== Passage to read ==

Marquis of Montferrat
- Reign: 1372–1378
- Predecessor: John II Palaiologos
- Successor: John III Palaiologos
- Born: 1358/61
- Died: 16 December 1378
- Noble family: Palaeologus-Montferrat
- Spouse: Violante Visconti ​(m. 1377)​
- Father: John II, Marquis of Montferrat
- Mother: Isabella of Majorca

= Secondotto =

Margrave of Montferrat (1372-1378)

Secondotto Palaeologus (also Otho or Ottone; died 16 December 1378) was the Margrave of Montferrat from 1372 to his death, the third of the House of Palaeologus-Montferrat. His name Secondotto may derive from his being the second Otto to rule Montferrat in his own right, though he would really be Otto III. More probably it is derived from Saint Secundus (San Secondo in Italian), the patron saint of Asti, which his father treated as the capital of the marquisate. The Otto may be in honour of Otto, Duke of Brunswick-Grubenhagen, a close ally of his father.

He was born around 1360 as the first son of John II and Isabella of Majorca. In December 1361, as part of a peace deal made between John II and Galeazzo II Visconti, co-lord of Milan, he was betrothed to the latter's four-year-old daughter Maria. The city of Asti, on which Galeazzo had also had designs, was to count as part of Maria's dowry, and Montferrat would be allowed to retain control of it. The peace was short-lived, however, as Maria died in the May of the following year.

===
== Stored data ==

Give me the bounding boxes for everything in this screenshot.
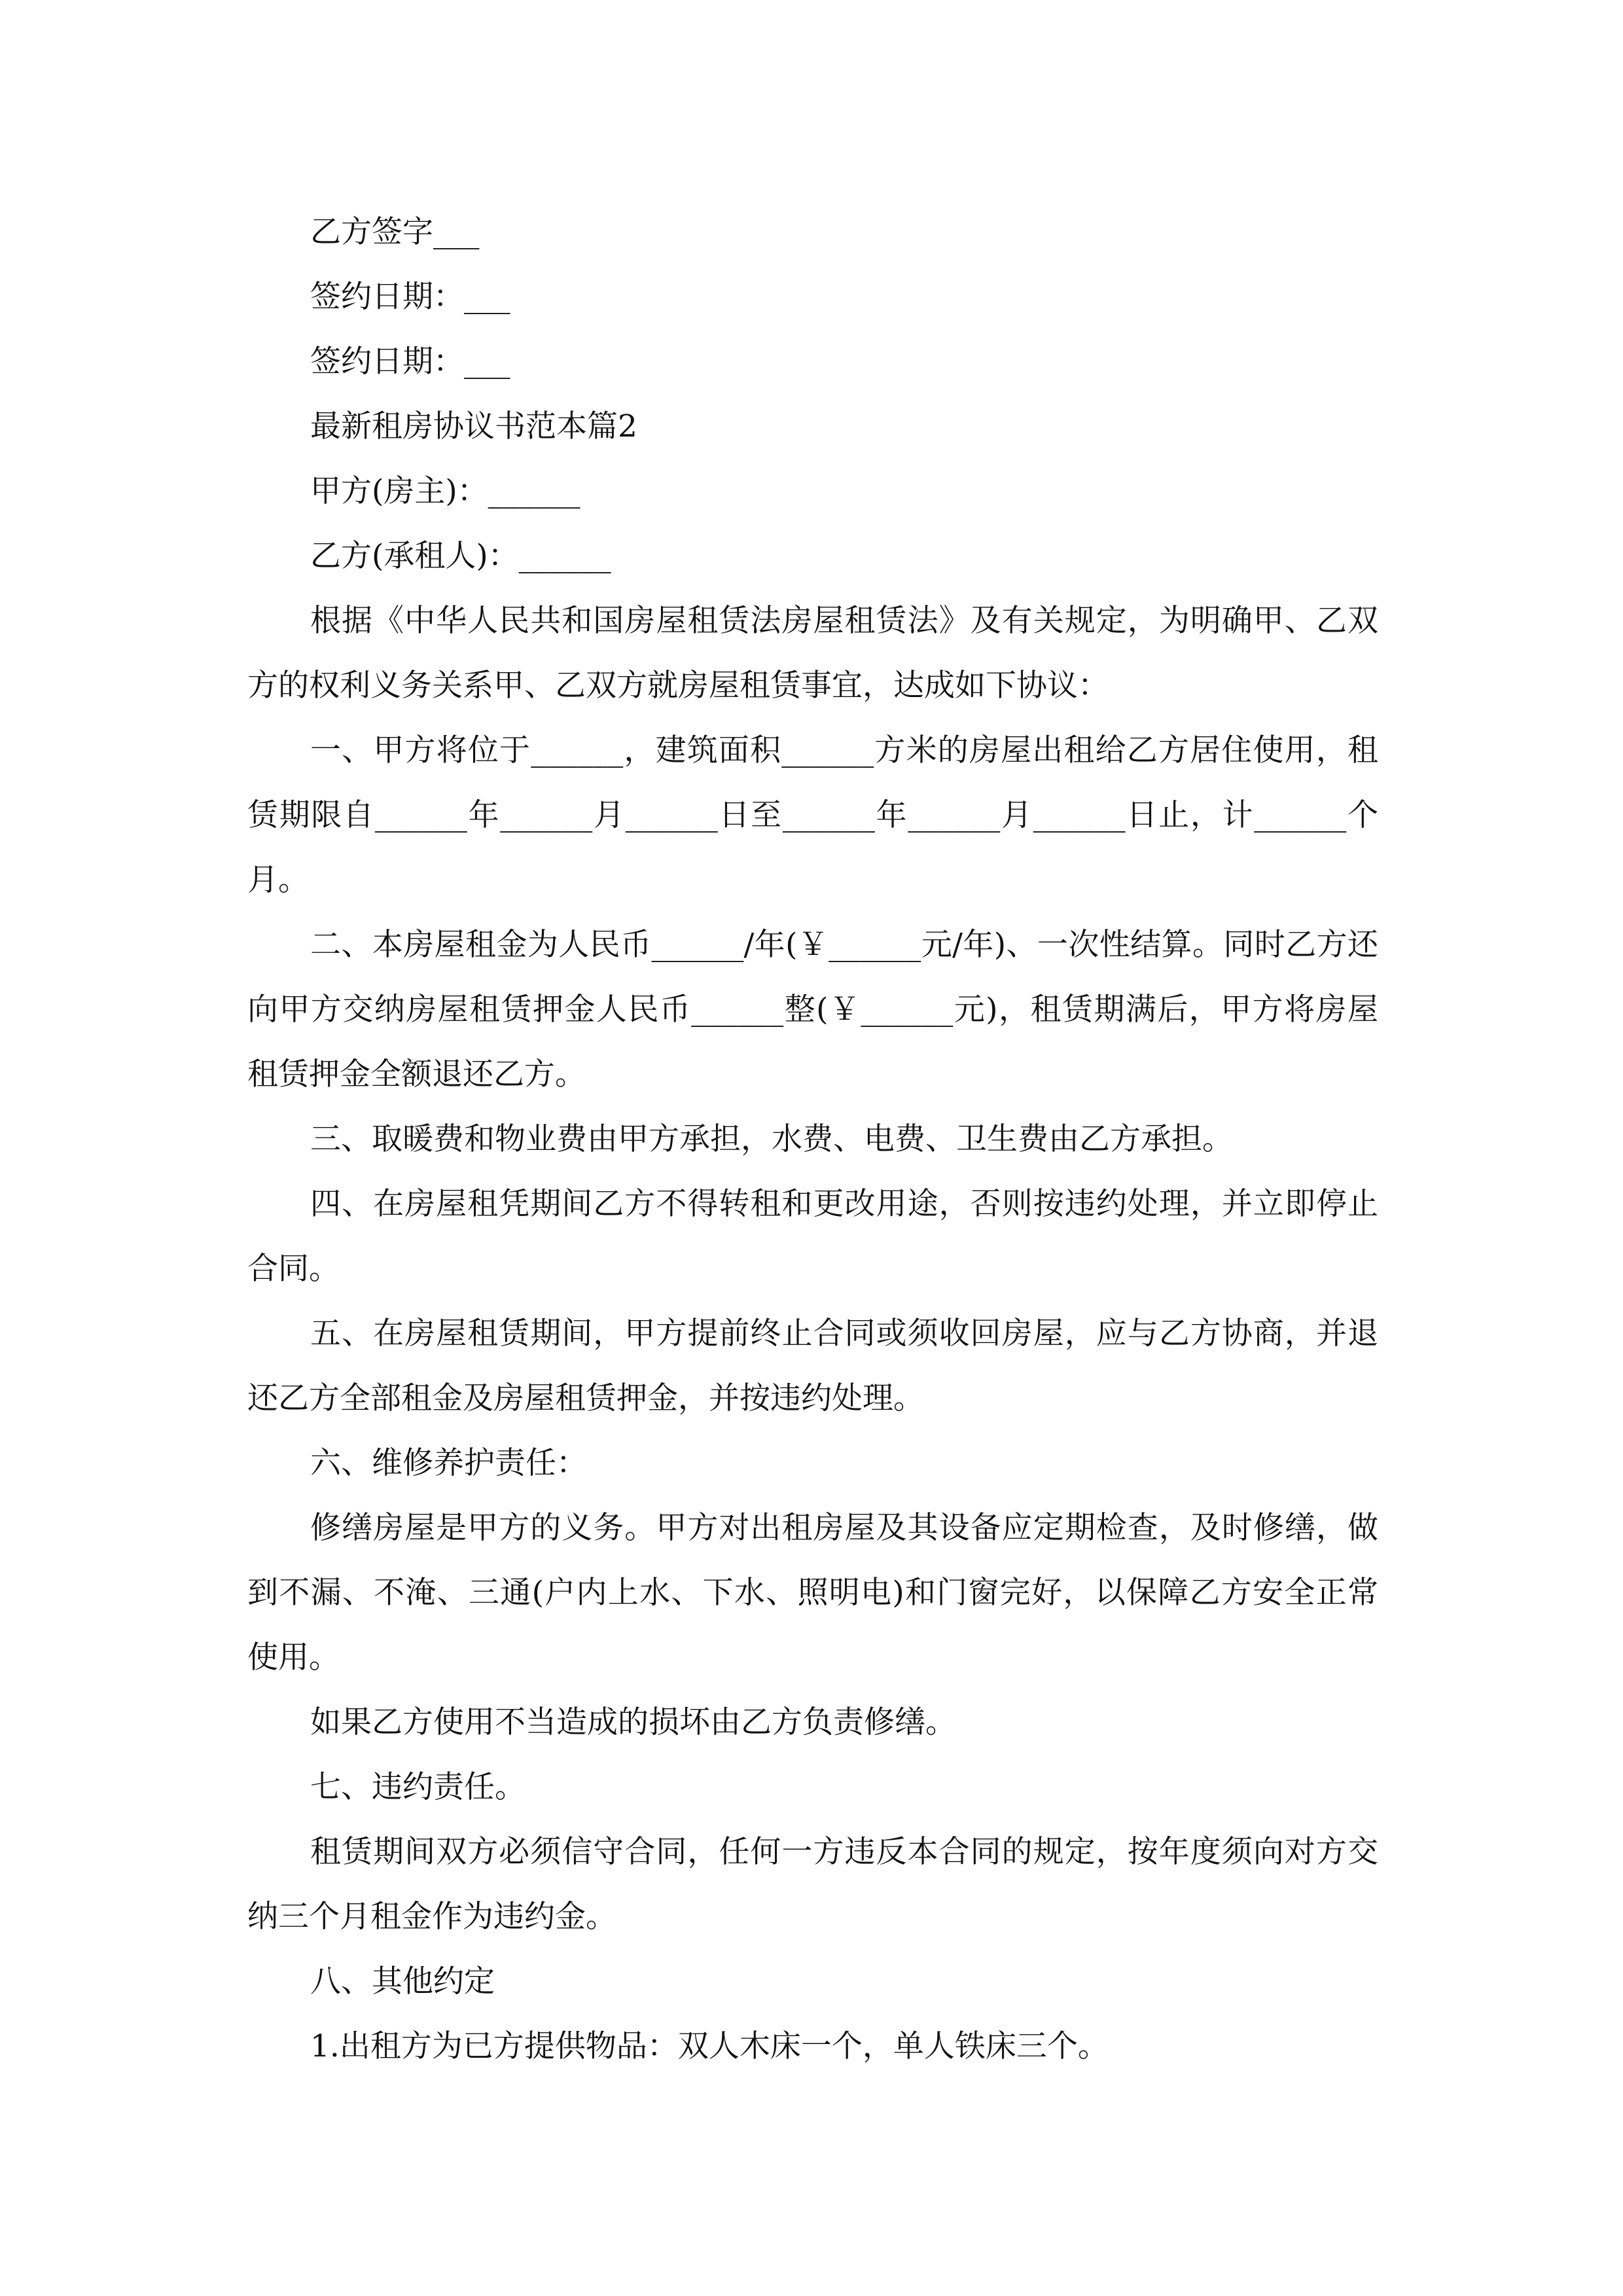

===

Tasks to complete:
(1) According to the Secondotto article, what city had Saint Secundus as its patron saint?
(2) List every person the Secondotto article names as Secondotto's parent, spouse, or betrothed, and give each one's relation to him.

Solutions in order:
(1) Asti

(2)
- John II, Marquis of Montferrat: father
- Isabella of Majorca: mother
- Violante Visconti: spouse (married 1377)
- Maria, daughter of Galeazzo II Visconti: betrothed (December 1361)